Input for this task ->
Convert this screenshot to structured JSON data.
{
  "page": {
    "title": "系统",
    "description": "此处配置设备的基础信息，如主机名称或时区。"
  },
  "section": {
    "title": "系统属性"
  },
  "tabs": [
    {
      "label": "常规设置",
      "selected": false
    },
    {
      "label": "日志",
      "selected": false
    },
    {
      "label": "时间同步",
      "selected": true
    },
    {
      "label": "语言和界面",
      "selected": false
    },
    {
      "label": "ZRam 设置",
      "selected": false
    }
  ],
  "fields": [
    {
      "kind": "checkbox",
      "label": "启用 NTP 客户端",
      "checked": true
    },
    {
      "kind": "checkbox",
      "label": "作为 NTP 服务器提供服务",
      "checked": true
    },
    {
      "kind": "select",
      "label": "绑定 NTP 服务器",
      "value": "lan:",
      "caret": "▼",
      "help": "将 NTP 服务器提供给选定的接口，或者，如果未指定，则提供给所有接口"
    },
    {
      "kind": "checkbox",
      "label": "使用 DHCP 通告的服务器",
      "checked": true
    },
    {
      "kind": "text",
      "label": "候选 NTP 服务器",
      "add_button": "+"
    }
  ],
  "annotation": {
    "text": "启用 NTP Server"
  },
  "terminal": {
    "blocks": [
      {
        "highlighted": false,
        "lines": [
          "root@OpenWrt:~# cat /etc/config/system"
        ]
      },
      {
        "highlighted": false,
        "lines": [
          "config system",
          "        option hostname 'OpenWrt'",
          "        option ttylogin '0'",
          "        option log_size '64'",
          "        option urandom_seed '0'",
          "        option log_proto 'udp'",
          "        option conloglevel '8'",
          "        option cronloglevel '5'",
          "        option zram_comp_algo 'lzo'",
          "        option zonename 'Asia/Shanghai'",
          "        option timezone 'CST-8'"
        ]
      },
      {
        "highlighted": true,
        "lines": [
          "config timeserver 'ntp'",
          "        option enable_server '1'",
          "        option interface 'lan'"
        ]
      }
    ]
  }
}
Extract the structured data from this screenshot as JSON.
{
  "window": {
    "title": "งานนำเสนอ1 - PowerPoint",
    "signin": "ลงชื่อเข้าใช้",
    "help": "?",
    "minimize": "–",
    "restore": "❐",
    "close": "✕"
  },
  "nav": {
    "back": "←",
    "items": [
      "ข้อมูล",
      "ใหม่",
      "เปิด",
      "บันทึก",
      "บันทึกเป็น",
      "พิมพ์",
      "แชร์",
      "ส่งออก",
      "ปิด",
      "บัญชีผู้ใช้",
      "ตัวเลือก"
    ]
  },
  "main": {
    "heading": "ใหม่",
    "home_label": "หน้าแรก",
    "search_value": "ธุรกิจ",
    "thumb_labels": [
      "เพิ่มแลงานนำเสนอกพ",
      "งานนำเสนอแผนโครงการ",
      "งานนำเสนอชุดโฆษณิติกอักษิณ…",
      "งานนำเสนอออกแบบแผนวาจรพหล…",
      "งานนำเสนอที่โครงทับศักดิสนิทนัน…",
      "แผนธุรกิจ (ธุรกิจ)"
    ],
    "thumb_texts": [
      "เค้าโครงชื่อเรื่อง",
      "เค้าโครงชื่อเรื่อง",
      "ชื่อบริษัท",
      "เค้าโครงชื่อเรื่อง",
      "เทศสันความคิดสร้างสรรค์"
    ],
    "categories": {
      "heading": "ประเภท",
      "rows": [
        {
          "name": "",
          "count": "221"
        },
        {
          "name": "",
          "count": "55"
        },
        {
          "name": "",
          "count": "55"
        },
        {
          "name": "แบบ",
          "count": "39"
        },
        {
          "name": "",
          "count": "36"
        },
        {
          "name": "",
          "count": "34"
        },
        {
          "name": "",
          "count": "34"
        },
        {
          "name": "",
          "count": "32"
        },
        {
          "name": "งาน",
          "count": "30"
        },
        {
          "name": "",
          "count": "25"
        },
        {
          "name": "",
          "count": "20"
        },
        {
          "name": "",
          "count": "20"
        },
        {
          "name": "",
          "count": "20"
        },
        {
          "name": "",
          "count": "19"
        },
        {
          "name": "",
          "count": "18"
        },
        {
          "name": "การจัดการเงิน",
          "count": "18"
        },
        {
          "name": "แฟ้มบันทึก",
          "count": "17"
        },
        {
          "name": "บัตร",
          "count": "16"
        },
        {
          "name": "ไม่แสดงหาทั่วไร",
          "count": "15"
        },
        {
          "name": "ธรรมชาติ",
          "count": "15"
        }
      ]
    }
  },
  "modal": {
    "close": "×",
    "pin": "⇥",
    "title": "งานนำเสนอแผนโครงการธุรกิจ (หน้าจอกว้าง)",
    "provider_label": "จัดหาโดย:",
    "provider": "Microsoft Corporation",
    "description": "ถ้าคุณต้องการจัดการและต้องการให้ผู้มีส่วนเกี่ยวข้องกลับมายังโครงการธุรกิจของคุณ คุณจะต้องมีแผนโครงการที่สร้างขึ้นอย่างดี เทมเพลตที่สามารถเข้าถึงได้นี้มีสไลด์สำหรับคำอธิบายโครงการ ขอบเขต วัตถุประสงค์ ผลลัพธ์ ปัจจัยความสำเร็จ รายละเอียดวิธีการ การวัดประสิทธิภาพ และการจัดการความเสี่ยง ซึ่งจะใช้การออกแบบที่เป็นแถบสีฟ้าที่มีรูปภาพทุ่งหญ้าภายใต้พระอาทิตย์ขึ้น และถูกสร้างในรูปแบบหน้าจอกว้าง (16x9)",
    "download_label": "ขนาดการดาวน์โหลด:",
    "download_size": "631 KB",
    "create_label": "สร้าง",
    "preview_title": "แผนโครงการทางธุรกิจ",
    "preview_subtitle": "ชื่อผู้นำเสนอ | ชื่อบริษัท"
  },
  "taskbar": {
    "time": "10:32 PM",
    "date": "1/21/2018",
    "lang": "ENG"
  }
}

Your task ->
Tally the lines of the material above that contain the word "าจอกว" and report the total alone.

Answer for this exercise ->
2